Problem requirements:
Reproduce everything from the line containing "avatar-pixel [69, 774, 86, 790]" down to the line containing "commenter-name[interactable] [166, 32, 932, 50]", substituting "author-name" for each "commenter-name" and keeping all else unchanged.

Layout region records:
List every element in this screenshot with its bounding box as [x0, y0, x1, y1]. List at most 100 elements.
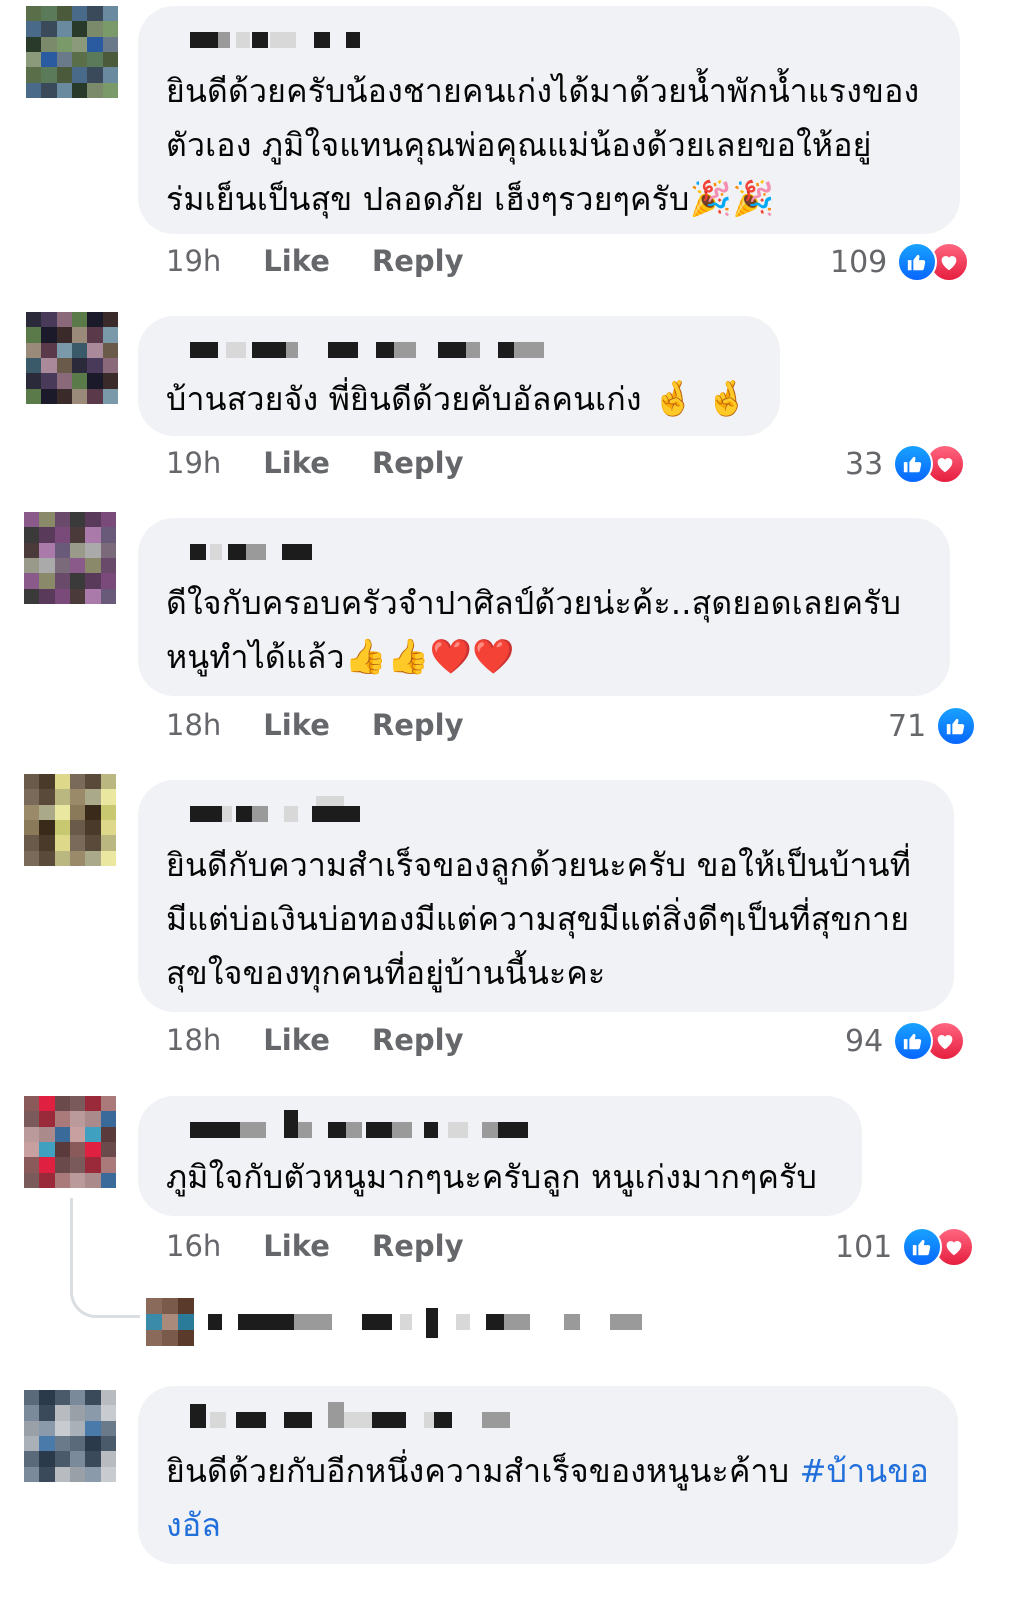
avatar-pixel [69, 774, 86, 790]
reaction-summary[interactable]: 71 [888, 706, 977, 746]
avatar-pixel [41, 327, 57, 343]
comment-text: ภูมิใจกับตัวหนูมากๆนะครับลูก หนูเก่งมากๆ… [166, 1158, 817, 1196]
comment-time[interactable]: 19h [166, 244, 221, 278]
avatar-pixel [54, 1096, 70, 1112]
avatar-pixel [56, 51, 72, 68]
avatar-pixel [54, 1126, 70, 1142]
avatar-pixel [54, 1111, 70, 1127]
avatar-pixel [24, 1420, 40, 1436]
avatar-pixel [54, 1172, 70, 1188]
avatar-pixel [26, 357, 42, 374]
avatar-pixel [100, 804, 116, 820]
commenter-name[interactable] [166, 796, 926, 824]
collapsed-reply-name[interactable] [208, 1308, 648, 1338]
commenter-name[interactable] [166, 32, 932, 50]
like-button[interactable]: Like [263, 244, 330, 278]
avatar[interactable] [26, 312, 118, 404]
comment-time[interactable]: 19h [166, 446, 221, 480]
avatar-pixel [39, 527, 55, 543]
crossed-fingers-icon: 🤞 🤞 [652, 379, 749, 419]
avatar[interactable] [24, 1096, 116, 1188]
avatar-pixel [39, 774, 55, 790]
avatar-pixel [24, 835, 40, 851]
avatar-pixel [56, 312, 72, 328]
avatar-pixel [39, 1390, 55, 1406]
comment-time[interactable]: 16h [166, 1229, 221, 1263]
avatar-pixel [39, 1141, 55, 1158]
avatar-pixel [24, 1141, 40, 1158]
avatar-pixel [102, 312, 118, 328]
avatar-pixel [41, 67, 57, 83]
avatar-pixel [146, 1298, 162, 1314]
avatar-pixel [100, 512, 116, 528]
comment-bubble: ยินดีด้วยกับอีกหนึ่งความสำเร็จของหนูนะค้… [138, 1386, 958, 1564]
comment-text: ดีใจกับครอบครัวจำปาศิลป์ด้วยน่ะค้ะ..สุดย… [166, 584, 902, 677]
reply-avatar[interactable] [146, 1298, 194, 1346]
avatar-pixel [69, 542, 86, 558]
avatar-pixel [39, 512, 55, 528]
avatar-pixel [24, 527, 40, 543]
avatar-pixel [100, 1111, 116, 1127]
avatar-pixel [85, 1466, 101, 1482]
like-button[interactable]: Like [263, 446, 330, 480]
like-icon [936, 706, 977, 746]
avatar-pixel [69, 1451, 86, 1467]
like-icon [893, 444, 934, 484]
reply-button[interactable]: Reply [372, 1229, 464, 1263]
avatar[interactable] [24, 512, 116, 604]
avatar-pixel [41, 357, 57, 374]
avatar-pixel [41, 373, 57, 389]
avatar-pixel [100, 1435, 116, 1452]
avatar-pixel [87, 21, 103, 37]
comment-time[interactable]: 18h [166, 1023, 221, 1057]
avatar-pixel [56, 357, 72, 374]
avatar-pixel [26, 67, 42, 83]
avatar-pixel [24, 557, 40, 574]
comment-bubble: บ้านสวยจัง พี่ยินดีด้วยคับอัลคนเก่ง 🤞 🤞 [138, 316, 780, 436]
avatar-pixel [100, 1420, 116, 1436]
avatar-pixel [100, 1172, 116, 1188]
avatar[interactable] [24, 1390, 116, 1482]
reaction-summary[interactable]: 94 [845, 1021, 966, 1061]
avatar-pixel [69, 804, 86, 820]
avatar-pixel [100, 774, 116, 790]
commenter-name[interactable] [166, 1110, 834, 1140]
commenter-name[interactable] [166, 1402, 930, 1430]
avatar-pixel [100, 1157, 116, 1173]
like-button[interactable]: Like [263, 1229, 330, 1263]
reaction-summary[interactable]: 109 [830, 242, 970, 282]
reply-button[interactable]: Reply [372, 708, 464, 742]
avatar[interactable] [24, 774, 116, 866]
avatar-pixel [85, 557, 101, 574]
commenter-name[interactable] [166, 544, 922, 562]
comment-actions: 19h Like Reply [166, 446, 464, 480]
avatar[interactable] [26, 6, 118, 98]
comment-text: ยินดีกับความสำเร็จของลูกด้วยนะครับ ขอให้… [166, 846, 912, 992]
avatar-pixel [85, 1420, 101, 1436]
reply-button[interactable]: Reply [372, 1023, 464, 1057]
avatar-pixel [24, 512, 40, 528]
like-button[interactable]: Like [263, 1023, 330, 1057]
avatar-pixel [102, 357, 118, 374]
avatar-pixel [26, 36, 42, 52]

Exercise answer:
avatar-pixel [69, 774, 86, 790]
reaction-summary[interactable]: 71 [888, 706, 977, 746]
avatar-pixel [41, 327, 57, 343]
comment-text: ภูมิใจกับตัวหนูมากๆนะครับลูก หนูเก่งมากๆ… [166, 1158, 817, 1196]
comment-time[interactable]: 19h [166, 244, 221, 278]
avatar-pixel [54, 1096, 70, 1112]
avatar-pixel [56, 51, 72, 68]
avatar-pixel [54, 1126, 70, 1142]
avatar-pixel [54, 1111, 70, 1127]
avatar-pixel [24, 1420, 40, 1436]
avatar-pixel [54, 1172, 70, 1188]
avatar-pixel [26, 357, 42, 374]
avatar-pixel [100, 804, 116, 820]
author-name[interactable] [166, 796, 926, 824]
collapsed-reply-name[interactable] [208, 1308, 648, 1338]
author-name[interactable] [166, 32, 932, 50]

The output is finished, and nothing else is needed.